**EXERCISE TASK**
Each entry must appear again exactly as it does in the source.

**DATA SUPPLIED**

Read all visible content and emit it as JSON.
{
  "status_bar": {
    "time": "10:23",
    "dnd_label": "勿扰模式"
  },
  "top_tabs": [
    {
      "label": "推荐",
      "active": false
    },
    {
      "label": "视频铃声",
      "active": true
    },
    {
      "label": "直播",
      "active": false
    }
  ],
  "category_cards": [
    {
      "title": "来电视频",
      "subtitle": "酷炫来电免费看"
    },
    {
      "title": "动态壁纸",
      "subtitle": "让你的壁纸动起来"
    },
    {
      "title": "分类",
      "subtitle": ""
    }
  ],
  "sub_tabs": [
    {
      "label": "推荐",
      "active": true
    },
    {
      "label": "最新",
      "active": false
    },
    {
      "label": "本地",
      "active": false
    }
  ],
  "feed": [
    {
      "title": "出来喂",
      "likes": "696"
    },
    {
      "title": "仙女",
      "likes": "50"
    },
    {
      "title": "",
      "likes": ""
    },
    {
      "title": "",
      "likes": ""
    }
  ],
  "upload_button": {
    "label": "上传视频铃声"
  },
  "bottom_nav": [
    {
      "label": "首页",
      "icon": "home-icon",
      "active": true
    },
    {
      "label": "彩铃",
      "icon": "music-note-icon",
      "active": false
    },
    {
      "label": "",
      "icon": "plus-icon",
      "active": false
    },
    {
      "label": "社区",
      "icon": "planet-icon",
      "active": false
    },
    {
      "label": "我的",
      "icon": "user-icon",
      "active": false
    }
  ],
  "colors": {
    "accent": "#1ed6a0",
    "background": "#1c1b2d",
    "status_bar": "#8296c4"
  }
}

**FINISHED TASK**
Read all visible content and emit it as JSON.
{
  "status_bar": {
    "time": "10:23",
    "dnd_label": "勿扰模式"
  },
  "top_tabs": [
    {
      "label": "推荐",
      "active": false
    },
    {
      "label": "视频铃声",
      "active": true
    },
    {
      "label": "直播",
      "active": false
    }
  ],
  "category_cards": [
    {
      "title": "来电视频",
      "subtitle": "酷炫来电免费看"
    },
    {
      "title": "动态壁纸",
      "subtitle": "让你的壁纸动起来"
    },
    {
      "title": "分类",
      "subtitle": ""
    }
  ],
  "sub_tabs": [
    {
      "label": "推荐",
      "active": true
    },
    {
      "label": "最新",
      "active": false
    },
    {
      "label": "本地",
      "active": false
    }
  ],
  "feed": [
    {
      "title": "出来喂",
      "likes": "696"
    },
    {
      "title": "仙女",
      "likes": "50"
    },
    {
      "title": "",
      "likes": ""
    },
    {
      "title": "",
      "likes": ""
    }
  ],
  "upload_button": {
    "label": "上传视频铃声"
  },
  "bottom_nav": [
    {
      "label": "首页",
      "icon": "home-icon",
      "active": true
    },
    {
      "label": "彩铃",
      "icon": "music-note-icon",
      "active": false
    },
    {
      "label": "",
      "icon": "plus-icon",
      "active": false
    },
    {
      "label": "社区",
      "icon": "planet-icon",
      "active": false
    },
    {
      "label": "我的",
      "icon": "user-icon",
      "active": false
    }
  ],
  "colors": {
    "accent": "#1ed6a0",
    "background": "#1c1b2d",
    "status_bar": "#8296c4"
  }
}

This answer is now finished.